• _INFORMATION SUPPLIED_:
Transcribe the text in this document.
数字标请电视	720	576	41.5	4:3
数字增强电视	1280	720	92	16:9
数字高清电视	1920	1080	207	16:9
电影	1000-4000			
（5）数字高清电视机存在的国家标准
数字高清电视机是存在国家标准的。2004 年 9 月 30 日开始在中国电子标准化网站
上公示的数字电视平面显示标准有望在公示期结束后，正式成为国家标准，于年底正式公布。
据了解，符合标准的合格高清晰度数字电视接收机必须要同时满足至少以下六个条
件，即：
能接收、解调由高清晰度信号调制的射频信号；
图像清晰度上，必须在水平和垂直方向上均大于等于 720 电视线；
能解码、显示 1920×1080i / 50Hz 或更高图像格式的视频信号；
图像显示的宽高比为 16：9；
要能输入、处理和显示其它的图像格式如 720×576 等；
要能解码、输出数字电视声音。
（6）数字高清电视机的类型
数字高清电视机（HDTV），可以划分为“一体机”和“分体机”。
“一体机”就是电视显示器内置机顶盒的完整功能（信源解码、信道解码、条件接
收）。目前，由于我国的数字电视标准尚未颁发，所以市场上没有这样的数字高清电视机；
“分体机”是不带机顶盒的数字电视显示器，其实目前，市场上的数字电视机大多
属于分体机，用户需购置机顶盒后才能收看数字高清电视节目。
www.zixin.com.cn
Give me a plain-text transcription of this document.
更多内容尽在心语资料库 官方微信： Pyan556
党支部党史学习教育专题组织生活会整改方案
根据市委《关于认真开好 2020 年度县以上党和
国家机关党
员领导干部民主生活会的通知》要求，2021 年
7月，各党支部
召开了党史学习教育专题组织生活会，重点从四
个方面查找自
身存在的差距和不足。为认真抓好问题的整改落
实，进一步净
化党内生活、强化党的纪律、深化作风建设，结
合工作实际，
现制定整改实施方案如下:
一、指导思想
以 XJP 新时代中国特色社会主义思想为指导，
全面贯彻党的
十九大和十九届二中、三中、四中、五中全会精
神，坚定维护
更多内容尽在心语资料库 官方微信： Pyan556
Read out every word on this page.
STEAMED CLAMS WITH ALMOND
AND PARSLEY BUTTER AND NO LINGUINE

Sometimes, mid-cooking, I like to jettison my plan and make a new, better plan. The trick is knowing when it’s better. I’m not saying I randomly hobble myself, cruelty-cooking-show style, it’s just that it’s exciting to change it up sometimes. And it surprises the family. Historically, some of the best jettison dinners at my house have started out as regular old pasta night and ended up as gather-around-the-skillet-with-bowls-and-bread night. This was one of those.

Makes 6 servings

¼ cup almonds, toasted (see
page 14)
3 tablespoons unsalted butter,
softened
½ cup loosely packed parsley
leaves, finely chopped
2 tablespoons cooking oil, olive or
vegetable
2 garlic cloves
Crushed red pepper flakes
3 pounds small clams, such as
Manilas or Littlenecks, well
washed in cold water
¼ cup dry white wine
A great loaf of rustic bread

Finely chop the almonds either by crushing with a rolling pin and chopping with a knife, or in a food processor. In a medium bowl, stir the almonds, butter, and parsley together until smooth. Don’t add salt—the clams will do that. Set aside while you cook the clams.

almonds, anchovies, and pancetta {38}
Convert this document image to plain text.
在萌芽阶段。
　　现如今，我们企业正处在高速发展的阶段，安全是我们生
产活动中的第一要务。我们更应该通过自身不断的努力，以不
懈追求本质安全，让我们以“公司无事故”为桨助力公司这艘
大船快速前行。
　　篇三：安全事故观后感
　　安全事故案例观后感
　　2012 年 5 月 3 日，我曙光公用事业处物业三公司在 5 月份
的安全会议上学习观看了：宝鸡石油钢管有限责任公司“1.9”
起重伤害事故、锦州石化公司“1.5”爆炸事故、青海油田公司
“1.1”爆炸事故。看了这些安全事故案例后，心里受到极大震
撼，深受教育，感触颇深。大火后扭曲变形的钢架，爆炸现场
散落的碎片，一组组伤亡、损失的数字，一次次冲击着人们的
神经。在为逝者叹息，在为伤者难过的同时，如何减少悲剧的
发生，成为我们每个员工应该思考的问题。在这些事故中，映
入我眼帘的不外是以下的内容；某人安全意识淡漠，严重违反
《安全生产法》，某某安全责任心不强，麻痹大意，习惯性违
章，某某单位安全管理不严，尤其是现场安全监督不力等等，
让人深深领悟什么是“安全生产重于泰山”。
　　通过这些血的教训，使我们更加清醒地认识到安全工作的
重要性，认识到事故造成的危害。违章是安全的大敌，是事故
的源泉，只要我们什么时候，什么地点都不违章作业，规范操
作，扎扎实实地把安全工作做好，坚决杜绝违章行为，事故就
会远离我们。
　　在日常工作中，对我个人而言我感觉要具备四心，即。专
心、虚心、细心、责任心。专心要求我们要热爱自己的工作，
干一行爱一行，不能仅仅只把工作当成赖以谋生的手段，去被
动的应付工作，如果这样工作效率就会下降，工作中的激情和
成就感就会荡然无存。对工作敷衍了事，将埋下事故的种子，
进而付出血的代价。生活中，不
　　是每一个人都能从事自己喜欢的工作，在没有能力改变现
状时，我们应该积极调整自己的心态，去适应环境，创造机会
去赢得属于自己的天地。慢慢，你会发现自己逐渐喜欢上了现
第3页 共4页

• _WHAT IS NEEDED_: Look through the entries above; copy every line holding the string "plain".

• _FINISHED TASK_:
Give me a plain-text transcription of this document.
Convert this document image to plain text.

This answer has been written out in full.